▶ **Raw data**:

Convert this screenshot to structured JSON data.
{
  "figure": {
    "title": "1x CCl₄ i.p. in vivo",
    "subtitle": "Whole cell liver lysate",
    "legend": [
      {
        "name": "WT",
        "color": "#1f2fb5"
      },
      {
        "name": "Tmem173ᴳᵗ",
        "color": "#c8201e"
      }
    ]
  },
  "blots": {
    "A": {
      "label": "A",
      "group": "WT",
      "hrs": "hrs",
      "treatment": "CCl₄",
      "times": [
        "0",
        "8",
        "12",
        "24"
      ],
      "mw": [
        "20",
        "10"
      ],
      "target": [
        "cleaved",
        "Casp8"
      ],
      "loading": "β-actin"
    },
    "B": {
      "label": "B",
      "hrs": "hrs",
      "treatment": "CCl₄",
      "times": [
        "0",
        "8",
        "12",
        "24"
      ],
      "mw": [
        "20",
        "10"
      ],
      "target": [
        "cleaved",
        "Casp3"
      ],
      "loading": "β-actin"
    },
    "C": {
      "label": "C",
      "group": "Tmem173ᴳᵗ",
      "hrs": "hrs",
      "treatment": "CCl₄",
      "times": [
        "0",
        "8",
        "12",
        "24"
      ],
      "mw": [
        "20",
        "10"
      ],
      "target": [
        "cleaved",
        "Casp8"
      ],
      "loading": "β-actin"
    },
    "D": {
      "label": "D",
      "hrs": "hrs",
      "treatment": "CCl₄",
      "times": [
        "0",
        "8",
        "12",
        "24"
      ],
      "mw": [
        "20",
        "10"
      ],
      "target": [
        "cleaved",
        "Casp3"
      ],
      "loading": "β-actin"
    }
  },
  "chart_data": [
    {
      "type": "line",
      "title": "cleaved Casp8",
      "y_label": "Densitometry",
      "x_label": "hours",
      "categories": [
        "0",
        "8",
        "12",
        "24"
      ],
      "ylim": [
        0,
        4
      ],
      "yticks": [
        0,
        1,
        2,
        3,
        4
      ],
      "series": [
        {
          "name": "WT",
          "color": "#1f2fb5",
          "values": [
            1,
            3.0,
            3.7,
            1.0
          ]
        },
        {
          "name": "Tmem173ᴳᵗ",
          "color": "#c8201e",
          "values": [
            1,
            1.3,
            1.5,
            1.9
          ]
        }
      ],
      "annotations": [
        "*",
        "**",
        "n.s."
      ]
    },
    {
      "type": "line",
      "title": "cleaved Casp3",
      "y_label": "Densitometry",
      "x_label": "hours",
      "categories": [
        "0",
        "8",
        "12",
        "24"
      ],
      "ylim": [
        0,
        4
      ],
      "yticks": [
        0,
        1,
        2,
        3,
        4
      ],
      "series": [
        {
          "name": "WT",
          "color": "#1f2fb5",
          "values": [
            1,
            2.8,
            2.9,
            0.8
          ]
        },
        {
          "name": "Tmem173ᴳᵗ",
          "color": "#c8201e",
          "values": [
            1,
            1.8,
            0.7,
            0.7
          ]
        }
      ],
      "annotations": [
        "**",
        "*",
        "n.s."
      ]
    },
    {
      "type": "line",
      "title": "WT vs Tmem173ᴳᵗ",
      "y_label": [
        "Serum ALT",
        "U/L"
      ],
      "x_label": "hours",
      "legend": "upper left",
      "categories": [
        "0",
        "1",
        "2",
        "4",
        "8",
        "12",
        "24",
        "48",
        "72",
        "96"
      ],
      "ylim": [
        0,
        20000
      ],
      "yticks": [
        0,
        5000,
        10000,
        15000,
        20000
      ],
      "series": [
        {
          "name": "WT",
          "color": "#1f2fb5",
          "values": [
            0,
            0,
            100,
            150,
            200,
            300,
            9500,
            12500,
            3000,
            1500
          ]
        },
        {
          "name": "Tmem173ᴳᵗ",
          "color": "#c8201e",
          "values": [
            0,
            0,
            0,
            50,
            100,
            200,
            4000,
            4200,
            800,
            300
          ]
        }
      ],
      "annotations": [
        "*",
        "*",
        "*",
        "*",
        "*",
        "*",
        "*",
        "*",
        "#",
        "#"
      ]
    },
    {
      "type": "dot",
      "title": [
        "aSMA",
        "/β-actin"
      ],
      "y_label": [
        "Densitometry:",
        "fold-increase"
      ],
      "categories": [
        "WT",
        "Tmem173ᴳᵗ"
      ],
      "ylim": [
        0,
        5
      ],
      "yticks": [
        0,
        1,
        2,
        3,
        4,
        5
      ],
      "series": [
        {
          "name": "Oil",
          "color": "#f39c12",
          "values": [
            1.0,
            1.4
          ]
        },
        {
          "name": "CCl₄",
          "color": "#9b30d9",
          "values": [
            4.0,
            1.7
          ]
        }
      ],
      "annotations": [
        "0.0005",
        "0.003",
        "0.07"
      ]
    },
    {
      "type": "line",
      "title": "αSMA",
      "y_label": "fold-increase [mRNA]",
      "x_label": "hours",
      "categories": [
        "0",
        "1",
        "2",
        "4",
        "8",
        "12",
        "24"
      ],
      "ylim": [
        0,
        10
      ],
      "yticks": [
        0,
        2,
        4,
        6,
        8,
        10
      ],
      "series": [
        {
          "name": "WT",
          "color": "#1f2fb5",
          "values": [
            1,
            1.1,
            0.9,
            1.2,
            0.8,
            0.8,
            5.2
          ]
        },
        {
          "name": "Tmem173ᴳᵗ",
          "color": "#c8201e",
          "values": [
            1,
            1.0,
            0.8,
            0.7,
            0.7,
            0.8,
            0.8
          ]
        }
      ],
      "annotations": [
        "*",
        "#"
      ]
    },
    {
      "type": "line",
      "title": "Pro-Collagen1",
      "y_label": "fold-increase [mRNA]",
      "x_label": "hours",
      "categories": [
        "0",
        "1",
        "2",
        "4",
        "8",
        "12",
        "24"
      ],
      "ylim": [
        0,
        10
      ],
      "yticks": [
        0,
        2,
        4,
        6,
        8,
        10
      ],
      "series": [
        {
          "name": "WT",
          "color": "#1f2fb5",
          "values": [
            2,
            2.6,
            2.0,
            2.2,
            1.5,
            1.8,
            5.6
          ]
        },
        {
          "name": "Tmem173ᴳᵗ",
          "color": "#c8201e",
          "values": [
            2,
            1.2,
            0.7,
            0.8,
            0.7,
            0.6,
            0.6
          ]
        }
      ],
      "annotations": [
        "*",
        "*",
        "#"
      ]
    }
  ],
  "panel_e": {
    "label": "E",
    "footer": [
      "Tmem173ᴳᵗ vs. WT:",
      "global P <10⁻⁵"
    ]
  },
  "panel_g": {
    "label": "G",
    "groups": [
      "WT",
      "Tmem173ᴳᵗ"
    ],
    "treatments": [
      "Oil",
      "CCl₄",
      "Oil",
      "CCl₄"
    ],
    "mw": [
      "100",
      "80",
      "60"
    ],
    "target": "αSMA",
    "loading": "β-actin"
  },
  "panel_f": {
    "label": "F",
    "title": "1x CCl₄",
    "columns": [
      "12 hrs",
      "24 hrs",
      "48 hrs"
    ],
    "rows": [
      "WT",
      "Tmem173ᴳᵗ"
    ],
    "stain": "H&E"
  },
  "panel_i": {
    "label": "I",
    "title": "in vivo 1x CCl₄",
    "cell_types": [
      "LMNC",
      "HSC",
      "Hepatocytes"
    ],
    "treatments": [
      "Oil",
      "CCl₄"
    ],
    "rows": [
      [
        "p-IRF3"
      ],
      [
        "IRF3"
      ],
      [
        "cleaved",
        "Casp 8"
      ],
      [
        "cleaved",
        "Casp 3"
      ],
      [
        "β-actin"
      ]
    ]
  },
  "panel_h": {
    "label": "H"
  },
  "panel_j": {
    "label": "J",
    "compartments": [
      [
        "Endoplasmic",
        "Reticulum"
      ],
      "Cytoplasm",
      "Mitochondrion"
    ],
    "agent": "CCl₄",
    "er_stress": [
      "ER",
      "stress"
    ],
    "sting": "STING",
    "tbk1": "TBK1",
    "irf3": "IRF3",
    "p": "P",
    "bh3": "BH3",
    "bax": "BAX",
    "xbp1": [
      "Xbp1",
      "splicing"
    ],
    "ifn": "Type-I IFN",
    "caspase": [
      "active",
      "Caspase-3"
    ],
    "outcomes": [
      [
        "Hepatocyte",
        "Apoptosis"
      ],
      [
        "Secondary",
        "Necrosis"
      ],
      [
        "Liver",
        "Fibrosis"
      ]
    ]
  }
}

▶ **Work instructions**: How many lines in this listing contain "vivo"? Give that number and stop.

▶ **Problem solution**: 2